(Aim of the exercise):
Verbatim output of all the material below is required.

(Task inputs):
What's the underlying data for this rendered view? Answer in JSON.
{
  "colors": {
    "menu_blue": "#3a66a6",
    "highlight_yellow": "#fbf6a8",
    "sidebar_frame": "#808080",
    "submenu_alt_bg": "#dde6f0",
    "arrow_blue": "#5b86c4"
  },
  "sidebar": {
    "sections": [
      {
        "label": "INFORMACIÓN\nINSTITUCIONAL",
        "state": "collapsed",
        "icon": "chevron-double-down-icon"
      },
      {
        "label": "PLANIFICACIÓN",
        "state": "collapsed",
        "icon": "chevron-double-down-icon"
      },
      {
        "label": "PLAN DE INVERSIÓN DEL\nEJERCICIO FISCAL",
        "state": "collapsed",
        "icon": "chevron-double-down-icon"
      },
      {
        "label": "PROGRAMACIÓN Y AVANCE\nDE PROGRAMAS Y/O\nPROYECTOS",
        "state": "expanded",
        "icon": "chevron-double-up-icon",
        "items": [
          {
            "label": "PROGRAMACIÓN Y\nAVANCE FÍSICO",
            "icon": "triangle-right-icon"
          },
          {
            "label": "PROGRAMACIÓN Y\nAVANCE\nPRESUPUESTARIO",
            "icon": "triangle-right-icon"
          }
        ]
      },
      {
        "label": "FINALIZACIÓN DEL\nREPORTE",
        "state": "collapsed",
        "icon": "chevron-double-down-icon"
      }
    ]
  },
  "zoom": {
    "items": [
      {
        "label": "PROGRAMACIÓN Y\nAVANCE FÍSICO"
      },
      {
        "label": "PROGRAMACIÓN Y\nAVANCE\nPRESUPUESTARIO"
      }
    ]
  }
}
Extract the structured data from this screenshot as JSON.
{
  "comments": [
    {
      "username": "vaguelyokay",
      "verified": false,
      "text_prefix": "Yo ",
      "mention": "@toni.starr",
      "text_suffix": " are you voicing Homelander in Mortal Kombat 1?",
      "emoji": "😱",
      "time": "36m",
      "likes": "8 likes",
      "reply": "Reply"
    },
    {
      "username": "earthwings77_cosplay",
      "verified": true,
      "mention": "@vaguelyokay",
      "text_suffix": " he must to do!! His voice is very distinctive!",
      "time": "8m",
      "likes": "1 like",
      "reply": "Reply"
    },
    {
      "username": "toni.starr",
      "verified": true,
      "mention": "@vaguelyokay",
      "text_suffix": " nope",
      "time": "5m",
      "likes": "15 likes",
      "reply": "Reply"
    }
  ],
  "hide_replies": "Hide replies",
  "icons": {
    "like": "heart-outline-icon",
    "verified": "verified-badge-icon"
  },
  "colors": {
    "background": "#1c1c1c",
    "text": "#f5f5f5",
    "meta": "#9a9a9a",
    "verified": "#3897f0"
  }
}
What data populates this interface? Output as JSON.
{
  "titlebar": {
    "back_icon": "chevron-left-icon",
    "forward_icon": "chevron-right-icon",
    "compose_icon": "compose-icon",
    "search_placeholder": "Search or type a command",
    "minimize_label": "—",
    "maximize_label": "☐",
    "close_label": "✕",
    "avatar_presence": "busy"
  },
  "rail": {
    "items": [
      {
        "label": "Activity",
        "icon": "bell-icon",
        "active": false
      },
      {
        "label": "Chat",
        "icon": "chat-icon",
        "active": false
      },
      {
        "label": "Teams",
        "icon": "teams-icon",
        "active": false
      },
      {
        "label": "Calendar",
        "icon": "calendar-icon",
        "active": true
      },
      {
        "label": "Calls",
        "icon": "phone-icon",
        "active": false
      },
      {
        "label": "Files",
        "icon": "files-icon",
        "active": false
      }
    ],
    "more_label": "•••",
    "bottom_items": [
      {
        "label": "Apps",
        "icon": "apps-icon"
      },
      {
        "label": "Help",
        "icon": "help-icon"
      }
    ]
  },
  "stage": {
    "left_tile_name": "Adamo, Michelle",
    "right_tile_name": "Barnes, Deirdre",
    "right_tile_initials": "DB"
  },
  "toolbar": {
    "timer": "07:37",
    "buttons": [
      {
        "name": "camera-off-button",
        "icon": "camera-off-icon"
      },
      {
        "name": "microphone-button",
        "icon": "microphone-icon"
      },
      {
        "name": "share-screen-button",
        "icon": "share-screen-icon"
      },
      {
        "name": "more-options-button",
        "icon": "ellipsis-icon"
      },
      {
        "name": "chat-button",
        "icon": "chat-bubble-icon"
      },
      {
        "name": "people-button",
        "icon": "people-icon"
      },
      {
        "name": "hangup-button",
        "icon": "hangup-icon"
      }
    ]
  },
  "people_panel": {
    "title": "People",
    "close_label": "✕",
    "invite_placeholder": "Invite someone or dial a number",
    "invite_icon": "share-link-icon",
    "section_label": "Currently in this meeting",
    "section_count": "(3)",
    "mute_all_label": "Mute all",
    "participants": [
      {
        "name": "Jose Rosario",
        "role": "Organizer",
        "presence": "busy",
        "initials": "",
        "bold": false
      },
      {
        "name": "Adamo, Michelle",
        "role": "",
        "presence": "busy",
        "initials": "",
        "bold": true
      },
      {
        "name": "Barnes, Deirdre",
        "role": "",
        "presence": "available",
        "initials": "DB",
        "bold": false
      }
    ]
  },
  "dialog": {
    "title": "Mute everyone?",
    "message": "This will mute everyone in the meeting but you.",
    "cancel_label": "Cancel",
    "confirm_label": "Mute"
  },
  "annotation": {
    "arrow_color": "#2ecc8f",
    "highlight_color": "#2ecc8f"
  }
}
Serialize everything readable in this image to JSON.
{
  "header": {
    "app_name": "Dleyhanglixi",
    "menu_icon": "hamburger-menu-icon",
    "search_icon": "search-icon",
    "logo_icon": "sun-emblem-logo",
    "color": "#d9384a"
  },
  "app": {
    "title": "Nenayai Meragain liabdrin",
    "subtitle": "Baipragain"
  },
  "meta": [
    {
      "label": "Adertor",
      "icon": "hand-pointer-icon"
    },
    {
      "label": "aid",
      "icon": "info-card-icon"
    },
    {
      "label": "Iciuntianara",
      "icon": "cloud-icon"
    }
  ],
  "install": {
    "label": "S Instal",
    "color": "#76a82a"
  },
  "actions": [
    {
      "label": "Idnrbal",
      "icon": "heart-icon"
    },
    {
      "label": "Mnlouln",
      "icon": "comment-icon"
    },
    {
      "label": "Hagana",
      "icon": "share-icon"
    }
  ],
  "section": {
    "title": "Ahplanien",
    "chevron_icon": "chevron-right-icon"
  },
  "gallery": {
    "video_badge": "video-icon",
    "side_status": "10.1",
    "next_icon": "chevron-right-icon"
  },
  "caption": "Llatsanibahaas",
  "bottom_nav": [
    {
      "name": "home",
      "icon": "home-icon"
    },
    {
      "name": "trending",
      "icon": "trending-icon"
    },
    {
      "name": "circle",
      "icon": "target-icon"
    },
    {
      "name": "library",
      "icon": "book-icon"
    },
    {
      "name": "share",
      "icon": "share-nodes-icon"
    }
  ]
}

(Correct output):
What's the underlying data for this rendered view? Answer in JSON.
{
  "colors": {
    "menu_blue": "#3a66a6",
    "highlight_yellow": "#fbf6a8",
    "sidebar_frame": "#808080",
    "submenu_alt_bg": "#dde6f0",
    "arrow_blue": "#5b86c4"
  },
  "sidebar": {
    "sections": [
      {
        "label": "INFORMACIÓN\nINSTITUCIONAL",
        "state": "collapsed",
        "icon": "chevron-double-down-icon"
      },
      {
        "label": "PLANIFICACIÓN",
        "state": "collapsed",
        "icon": "chevron-double-down-icon"
      },
      {
        "label": "PLAN DE INVERSIÓN DEL\nEJERCICIO FISCAL",
        "state": "collapsed",
        "icon": "chevron-double-down-icon"
      },
      {
        "label": "PROGRAMACIÓN Y AVANCE\nDE PROGRAMAS Y/O\nPROYECTOS",
        "state": "expanded",
        "icon": "chevron-double-up-icon",
        "items": [
          {
            "label": "PROGRAMACIÓN Y\nAVANCE FÍSICO",
            "icon": "triangle-right-icon"
          },
          {
            "label": "PROGRAMACIÓN Y\nAVANCE\nPRESUPUESTARIO",
            "icon": "triangle-right-icon"
          }
        ]
      },
      {
        "label": "FINALIZACIÓN DEL\nREPORTE",
        "state": "collapsed",
        "icon": "chevron-double-down-icon"
      }
    ]
  },
  "zoom": {
    "items": [
      {
        "label": "PROGRAMACIÓN Y\nAVANCE FÍSICO"
      },
      {
        "label": "PROGRAMACIÓN Y\nAVANCE\nPRESUPUESTARIO"
      }
    ]
  }
}
Extract the structured data from this screenshot as JSON.
{
  "comments": [
    {
      "username": "vaguelyokay",
      "verified": false,
      "text_prefix": "Yo ",
      "mention": "@toni.starr",
      "text_suffix": " are you voicing Homelander in Mortal Kombat 1?",
      "emoji": "😱",
      "time": "36m",
      "likes": "8 likes",
      "reply": "Reply"
    },
    {
      "username": "earthwings77_cosplay",
      "verified": true,
      "mention": "@vaguelyokay",
      "text_suffix": " he must to do!! His voice is very distinctive!",
      "time": "8m",
      "likes": "1 like",
      "reply": "Reply"
    },
    {
      "username": "toni.starr",
      "verified": true,
      "mention": "@vaguelyokay",
      "text_suffix": " nope",
      "time": "5m",
      "likes": "15 likes",
      "reply": "Reply"
    }
  ],
  "hide_replies": "Hide replies",
  "icons": {
    "like": "heart-outline-icon",
    "verified": "verified-badge-icon"
  },
  "colors": {
    "background": "#1c1c1c",
    "text": "#f5f5f5",
    "meta": "#9a9a9a",
    "verified": "#3897f0"
  }
}
What data populates this interface? Output as JSON.
{
  "titlebar": {
    "back_icon": "chevron-left-icon",
    "forward_icon": "chevron-right-icon",
    "compose_icon": "compose-icon",
    "search_placeholder": "Search or type a command",
    "minimize_label": "—",
    "maximize_label": "☐",
    "close_label": "✕",
    "avatar_presence": "busy"
  },
  "rail": {
    "items": [
      {
        "label": "Activity",
        "icon": "bell-icon",
        "active": false
      },
      {
        "label": "Chat",
        "icon": "chat-icon",
        "active": false
      },
      {
        "label": "Teams",
        "icon": "teams-icon",
        "active": false
      },
      {
        "label": "Calendar",
        "icon": "calendar-icon",
        "active": true
      },
      {
        "label": "Calls",
        "icon": "phone-icon",
        "active": false
      },
      {
        "label": "Files",
        "icon": "files-icon",
        "active": false
      }
    ],
    "more_label": "•••",
    "bottom_items": [
      {
        "label": "Apps",
        "icon": "apps-icon"
      },
      {
        "label": "Help",
        "icon": "help-icon"
      }
    ]
  },
  "stage": {
    "left_tile_name": "Adamo, Michelle",
    "right_tile_name": "Barnes, Deirdre",
    "right_tile_initials": "DB"
  },
  "toolbar": {
    "timer": "07:37",
    "buttons": [
      {
        "name": "camera-off-button",
        "icon": "camera-off-icon"
      },
      {
        "name": "microphone-button",
        "icon": "microphone-icon"
      },
      {
        "name": "share-screen-button",
        "icon": "share-screen-icon"
      },
      {
        "name": "more-options-button",
        "icon": "ellipsis-icon"
      },
      {
        "name": "chat-button",
        "icon": "chat-bubble-icon"
      },
      {
        "name": "people-button",
        "icon": "people-icon"
      },
      {
        "name": "hangup-button",
        "icon": "hangup-icon"
      }
    ]
  },
  "people_panel": {
    "title": "People",
    "close_label": "✕",
    "invite_placeholder": "Invite someone or dial a number",
    "invite_icon": "share-link-icon",
    "section_label": "Currently in this meeting",
    "section_count": "(3)",
    "mute_all_label": "Mute all",
    "participants": [
      {
        "name": "Jose Rosario",
        "role": "Organizer",
        "presence": "busy",
        "initials": "",
        "bold": false
      },
      {
        "name": "Adamo, Michelle",
        "role": "",
        "presence": "busy",
        "initials": "",
        "bold": true
      },
      {
        "name": "Barnes, Deirdre",
        "role": "",
        "presence": "available",
        "initials": "DB",
        "bold": false
      }
    ]
  },
  "dialog": {
    "title": "Mute everyone?",
    "message": "This will mute everyone in the meeting but you.",
    "cancel_label": "Cancel",
    "confirm_label": "Mute"
  },
  "annotation": {
    "arrow_color": "#2ecc8f",
    "highlight_color": "#2ecc8f"
  }
}
Serialize everything readable in this image to JSON.
{
  "header": {
    "app_name": "Dleyhanglixi",
    "menu_icon": "hamburger-menu-icon",
    "search_icon": "search-icon",
    "logo_icon": "sun-emblem-logo",
    "color": "#d9384a"
  },
  "app": {
    "title": "Nenayai Meragain liabdrin",
    "subtitle": "Baipragain"
  },
  "meta": [
    {
      "label": "Adertor",
      "icon": "hand-pointer-icon"
    },
    {
      "label": "aid",
      "icon": "info-card-icon"
    },
    {
      "label": "Iciuntianara",
      "icon": "cloud-icon"
    }
  ],
  "install": {
    "label": "S Instal",
    "color": "#76a82a"
  },
  "actions": [
    {
      "label": "Idnrbal",
      "icon": "heart-icon"
    },
    {
      "label": "Mnlouln",
      "icon": "comment-icon"
    },
    {
      "label": "Hagana",
      "icon": "share-icon"
    }
  ],
  "section": {
    "title": "Ahplanien",
    "chevron_icon": "chevron-right-icon"
  },
  "gallery": {
    "video_badge": "video-icon",
    "side_status": "10.1",
    "next_icon": "chevron-right-icon"
  },
  "caption": "Llatsanibahaas",
  "bottom_nav": [
    {
      "name": "home",
      "icon": "home-icon"
    },
    {
      "name": "trending",
      "icon": "trending-icon"
    },
    {
      "name": "circle",
      "icon": "target-icon"
    },
    {
      "name": "library",
      "icon": "book-icon"
    },
    {
      "name": "share",
      "icon": "share-nodes-icon"
    }
  ]
}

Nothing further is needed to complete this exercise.